_Exercise goal_
Pull out every line containing the string "total".

─── Records for this task ───

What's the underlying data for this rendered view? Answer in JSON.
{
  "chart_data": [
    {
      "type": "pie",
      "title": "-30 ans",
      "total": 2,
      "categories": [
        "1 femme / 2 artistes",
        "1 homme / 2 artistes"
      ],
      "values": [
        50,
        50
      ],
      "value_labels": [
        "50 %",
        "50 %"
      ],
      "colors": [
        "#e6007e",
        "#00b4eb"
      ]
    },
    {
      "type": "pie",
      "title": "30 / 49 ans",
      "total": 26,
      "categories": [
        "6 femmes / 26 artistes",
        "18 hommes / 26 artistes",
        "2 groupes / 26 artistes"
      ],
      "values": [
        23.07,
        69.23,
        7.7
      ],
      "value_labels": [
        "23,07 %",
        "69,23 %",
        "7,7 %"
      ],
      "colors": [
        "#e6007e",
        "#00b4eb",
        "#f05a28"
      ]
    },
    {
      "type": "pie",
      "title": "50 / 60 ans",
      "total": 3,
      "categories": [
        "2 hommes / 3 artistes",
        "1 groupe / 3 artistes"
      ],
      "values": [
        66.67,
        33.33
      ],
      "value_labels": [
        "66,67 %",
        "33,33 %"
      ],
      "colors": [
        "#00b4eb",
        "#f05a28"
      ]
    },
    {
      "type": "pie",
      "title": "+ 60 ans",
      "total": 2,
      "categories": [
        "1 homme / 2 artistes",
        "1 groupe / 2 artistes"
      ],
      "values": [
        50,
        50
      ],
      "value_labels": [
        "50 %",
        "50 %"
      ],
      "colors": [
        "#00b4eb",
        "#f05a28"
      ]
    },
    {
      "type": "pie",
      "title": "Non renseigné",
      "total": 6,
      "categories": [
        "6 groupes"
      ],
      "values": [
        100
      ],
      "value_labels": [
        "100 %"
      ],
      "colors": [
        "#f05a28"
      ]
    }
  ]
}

───
─── Records for this task ───

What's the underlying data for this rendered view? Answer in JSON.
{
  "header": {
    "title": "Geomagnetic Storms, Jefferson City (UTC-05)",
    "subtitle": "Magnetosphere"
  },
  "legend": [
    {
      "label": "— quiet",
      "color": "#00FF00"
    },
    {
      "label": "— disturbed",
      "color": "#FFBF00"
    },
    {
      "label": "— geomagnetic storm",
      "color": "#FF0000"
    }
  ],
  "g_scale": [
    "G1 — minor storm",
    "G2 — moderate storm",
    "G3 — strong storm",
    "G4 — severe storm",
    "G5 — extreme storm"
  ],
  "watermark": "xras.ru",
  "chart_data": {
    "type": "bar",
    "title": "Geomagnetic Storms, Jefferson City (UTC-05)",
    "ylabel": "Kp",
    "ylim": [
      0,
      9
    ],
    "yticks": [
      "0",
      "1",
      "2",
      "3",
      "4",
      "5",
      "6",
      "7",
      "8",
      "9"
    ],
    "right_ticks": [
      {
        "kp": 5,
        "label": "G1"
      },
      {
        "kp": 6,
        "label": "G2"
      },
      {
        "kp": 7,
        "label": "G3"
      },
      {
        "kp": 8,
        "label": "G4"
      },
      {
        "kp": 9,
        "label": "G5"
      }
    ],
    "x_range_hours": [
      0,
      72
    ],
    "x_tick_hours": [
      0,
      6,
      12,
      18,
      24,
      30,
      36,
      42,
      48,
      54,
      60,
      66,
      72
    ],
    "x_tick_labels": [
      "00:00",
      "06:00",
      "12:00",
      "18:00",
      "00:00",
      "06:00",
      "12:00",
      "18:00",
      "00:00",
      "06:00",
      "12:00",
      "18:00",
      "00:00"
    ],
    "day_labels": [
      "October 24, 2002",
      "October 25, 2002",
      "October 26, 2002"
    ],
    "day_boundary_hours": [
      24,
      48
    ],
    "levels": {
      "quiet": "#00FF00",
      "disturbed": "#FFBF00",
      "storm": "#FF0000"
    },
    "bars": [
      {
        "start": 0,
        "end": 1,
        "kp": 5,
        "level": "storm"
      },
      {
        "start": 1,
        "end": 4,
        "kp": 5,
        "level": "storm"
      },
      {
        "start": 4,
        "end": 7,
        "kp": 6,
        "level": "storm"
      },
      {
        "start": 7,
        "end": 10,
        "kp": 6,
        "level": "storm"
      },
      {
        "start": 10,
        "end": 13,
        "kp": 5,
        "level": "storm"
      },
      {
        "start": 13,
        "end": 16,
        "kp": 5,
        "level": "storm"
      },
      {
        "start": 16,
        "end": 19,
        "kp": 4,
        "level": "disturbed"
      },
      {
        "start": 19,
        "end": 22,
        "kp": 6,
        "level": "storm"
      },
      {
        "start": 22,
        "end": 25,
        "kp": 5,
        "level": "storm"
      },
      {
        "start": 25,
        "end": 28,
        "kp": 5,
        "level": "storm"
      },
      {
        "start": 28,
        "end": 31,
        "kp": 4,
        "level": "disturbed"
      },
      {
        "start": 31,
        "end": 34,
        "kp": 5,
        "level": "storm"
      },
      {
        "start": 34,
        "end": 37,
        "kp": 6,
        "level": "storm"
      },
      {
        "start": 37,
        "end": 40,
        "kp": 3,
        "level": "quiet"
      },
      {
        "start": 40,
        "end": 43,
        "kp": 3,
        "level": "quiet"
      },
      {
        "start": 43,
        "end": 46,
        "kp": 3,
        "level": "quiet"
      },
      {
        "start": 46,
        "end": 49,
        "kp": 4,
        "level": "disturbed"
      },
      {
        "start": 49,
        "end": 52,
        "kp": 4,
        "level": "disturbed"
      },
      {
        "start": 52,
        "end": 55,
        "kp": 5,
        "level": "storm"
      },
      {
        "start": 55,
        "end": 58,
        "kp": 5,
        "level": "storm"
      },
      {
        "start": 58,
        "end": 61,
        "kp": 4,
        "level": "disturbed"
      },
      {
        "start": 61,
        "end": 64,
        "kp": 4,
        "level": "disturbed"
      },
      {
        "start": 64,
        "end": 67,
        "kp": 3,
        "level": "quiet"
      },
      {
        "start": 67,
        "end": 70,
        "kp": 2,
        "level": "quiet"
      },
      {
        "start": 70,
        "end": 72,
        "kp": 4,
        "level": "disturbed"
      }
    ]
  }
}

───

_Solution for this exercise_
      "total": 2,
      "total": 26,
      "total": 3,
      "total": 2,
      "total": 6,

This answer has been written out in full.